When I was a lad (queue Hovis music) we had "penny for the lantern" not all this foreign trick or treat tripe .We made our own lanterns from a Turnip(swede to southerners) and went out and manfully earnt our pennies ,why should we give these toe rags sweets when they make our lives a misery all year long ?


----------



## steveh (Jan 14, 2004)

Kell said:


> Looks like I was wrong - again. :roll:
> 
> *Hallowe'en was once a time for making mischief - many parts of England still recognise this date as Mischief Night - when children would knock on doors demanding a treat (Trick or Treat) and people would disguise themselves as witches, ghosts, kelpies and spunkies, in order to obtain food and money from nervous householders. In certain parts of England youths still play pranks on their neighbours by hiding garden ornaments, whitewashing walls and ringing doorbells in the dead of night. *


If anybody turns up at my house disguised as a spunkie I'm definitely not opening the door and I certainly won't let the wife anywhere near it :lol: :roll: :lol:


----------



## vlastan (May 6, 2002)

Went to Tesco's to buy some sweets for the kids for tonight. Should be fun.


----------



## StuarTT (May 7, 2002)

As far as I know, Halloween has absolutely NO tradition here in Luxembourg, but as the marketing 'geniuses' have managed to make Halloween a success here it was quite funny watching the kids ringing the doorbells and singing Happy Halloween to the tune of Happy Birthday.

:lol: :lol: :lol:


----------



## Dotti (Mar 9, 2003)

*phew* got away with no ghosts or witches knocking at our front door so hub's and I decided we 'had' to at all the lovely sweeties and treats


----------



## MacBuff (Aug 11, 2004)

AvusLee said:


> Had 3 cocky little shitbag hoodrats knock last night 'Trick-or-Treating. Pointed out that it was only the 28th and that Haloween was on the 31st and if they went to school they would know this. They then fucked off. They'll probably key my car now.


Only 3?

We had 5 separate visits by the little %^%* in less than 20 minutes, needless to say we didn't take much notice of them..

I wish the 'Trick or Treat' thingy would go back to the USA where it came from - Its NOT an English custom...

I blame ET for it.. (ET the film that is)

John


----------



## bilbo baggins (Jun 10, 2004)

I open the door unexpectedly with my scream mask on and scare the shite out of them first :lol: then usually hand out a few sweets. Most kids around my area are with parents or a responsible adult.

Think it scare the shite out of the parnets more


----------



## Dotti (Mar 9, 2003)

bilbo baggins said:


> Think it scare the shite out of the parnets more


Your not wrong! [smiley=vampire.gif]


----------



## Wallsendmag (Feb 12, 2004)

▶ **Objective 1**
According to the Halloween forum thread, what song did StuarTT hear the kids in Luxembourg singing at the doors?
The records below are not related to the Halloween forum thread.

▶ **Records supplied**
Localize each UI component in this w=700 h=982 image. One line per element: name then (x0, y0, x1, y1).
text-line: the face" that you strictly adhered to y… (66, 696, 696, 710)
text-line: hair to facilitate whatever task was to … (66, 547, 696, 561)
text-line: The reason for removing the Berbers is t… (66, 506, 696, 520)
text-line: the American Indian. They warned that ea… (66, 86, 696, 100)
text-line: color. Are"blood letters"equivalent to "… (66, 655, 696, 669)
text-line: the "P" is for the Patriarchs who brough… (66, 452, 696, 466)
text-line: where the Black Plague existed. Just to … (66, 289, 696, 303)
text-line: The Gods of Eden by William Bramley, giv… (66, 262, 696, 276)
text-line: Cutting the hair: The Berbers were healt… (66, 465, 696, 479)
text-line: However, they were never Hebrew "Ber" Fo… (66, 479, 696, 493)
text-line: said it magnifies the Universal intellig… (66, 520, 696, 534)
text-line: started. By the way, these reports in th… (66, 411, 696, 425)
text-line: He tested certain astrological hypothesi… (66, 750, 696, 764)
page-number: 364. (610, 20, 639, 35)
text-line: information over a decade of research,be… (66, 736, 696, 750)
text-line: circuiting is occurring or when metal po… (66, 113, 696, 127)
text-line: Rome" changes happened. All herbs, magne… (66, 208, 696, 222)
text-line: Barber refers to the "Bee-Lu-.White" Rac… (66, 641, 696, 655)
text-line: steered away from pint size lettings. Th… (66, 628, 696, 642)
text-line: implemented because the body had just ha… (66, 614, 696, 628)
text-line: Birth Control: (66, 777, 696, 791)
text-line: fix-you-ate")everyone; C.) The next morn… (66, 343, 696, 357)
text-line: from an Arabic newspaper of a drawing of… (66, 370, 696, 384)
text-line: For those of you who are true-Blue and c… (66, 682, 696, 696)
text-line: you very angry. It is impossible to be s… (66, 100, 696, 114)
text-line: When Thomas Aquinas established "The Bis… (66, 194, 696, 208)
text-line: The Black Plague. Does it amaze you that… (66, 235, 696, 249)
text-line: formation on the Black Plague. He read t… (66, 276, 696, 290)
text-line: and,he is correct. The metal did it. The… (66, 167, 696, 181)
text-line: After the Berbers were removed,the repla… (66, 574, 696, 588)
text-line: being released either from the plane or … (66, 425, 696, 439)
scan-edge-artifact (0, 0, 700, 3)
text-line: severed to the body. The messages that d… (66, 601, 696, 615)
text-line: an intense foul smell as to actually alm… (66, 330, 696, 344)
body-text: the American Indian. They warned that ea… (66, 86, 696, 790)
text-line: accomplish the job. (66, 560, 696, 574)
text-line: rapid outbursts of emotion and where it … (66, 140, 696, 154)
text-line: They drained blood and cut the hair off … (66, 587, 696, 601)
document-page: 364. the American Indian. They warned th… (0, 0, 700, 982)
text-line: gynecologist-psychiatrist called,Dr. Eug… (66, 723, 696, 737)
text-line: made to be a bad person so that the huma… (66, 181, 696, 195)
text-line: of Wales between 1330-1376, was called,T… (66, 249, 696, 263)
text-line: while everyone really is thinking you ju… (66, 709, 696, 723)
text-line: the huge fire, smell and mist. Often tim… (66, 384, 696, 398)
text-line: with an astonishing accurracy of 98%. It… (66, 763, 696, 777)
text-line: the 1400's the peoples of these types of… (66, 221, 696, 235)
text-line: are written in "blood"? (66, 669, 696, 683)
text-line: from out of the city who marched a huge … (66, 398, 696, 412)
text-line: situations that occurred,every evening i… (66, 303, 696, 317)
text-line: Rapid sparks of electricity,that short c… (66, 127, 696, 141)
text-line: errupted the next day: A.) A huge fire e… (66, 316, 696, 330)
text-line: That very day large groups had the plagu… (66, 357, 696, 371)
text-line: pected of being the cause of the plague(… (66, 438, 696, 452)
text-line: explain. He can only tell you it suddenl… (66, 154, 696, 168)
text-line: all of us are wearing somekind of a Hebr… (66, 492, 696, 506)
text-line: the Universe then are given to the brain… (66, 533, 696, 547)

▶ **Objective 2**
Rename "Berbers" to "Moors" in the records, covering everything from the start of the records down to the line containing "text-line: The Black", and write out those lines with nothing else changed.

▶ **Full solution 1**
They sang Happy Halloween to the tune of Happy Birthday.

▶ **Full solution 2**
Localize each UI component in this w=700 h=982 image. One line per element: name then (x0, y0, x1, y1).
text-line: the face" that you strictly adhered to y… (66, 696, 696, 710)
text-line: hair to facilitate whatever task was to … (66, 547, 696, 561)
text-line: The reason for removing the Moors is t… (66, 506, 696, 520)
text-line: the American Indian. They warned that ea… (66, 86, 696, 100)
text-line: color. Are"blood letters"equivalent to "… (66, 655, 696, 669)
text-line: the "P" is for the Patriarchs who brough… (66, 452, 696, 466)
text-line: where the Black Plague existed. Just to … (66, 289, 696, 303)
text-line: The Gods of Eden by William Bramley, giv… (66, 262, 696, 276)
text-line: Cutting the hair: The Moors were healt… (66, 465, 696, 479)
text-line: However, they were never Hebrew "Ber" Fo… (66, 479, 696, 493)
text-line: said it magnifies the Universal intellig… (66, 520, 696, 534)
text-line: started. By the way, these reports in th… (66, 411, 696, 425)
text-line: He tested certain astrological hypothesi… (66, 750, 696, 764)
page-number: 364. (610, 20, 639, 35)
text-line: information over a decade of research,be… (66, 736, 696, 750)
text-line: circuiting is occurring or when metal po… (66, 113, 696, 127)
text-line: Rome" changes happened. All herbs, magne… (66, 208, 696, 222)
text-line: Barber refers to the "Bee-Lu-.White" Rac… (66, 641, 696, 655)
text-line: steered away from pint size lettings. Th… (66, 628, 696, 642)
text-line: implemented because the body had just ha… (66, 614, 696, 628)
text-line: Birth Control: (66, 777, 696, 791)
text-line: fix-you-ate")everyone; C.) The next morn… (66, 343, 696, 357)
text-line: from an Arabic newspaper of a drawing of… (66, 370, 696, 384)
text-line: For those of you who are true-Blue and c… (66, 682, 696, 696)
text-line: you very angry. It is impossible to be s… (66, 100, 696, 114)
text-line: When Thomas Aquinas established "The Bis… (66, 194, 696, 208)
text-line: The Black Plague. Does it amaze you that… (66, 235, 696, 249)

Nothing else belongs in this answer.